* _YOUR OBJECTIVE_
Copy each line of the entries that contains the word "Отчество".

* _LISTED RECORDS_
◆ ◆ ◆

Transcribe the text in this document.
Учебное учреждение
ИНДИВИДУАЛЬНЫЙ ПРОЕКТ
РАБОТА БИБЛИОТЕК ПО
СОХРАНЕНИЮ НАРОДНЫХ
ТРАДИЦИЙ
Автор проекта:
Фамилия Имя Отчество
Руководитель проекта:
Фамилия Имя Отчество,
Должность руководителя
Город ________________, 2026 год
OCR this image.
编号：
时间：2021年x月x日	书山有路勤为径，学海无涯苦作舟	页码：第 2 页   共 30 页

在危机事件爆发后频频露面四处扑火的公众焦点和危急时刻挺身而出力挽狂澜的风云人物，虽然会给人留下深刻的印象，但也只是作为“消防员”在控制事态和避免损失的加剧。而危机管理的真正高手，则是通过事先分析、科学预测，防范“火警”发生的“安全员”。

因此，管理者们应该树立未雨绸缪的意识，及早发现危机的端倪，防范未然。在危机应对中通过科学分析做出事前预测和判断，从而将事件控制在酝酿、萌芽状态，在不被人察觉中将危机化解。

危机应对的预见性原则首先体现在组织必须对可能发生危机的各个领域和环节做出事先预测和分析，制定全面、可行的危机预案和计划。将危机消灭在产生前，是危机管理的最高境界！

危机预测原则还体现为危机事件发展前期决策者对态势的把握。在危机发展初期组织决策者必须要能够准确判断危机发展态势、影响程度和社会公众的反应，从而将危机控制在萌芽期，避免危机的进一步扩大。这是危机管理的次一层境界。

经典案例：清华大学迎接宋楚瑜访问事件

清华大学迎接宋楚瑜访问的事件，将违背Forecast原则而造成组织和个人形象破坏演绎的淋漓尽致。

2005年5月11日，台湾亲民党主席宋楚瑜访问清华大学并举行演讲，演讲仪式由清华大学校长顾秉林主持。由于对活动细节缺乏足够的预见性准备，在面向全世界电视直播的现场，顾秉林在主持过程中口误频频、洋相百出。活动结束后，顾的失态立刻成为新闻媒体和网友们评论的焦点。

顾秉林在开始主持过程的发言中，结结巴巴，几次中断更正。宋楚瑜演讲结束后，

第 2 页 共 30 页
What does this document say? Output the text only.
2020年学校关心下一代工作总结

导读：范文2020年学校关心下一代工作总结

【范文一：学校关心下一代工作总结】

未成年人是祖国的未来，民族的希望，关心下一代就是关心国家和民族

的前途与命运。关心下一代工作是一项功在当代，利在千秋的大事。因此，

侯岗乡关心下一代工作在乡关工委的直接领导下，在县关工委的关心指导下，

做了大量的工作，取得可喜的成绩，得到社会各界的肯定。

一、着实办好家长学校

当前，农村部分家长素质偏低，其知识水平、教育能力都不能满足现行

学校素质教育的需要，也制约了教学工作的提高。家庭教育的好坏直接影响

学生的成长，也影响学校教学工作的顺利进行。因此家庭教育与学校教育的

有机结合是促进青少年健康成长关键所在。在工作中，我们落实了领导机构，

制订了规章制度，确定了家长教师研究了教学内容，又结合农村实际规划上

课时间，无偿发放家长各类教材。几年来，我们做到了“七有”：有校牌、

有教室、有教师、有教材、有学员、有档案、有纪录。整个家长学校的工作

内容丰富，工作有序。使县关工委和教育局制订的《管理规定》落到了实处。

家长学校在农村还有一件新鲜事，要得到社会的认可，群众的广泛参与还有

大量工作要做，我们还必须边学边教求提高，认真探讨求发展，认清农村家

◆ ◆ ◆

* _SOLUTION TO THIS PROBLEM_
Фамилия Имя Отчество
Фамилия Имя Отчество,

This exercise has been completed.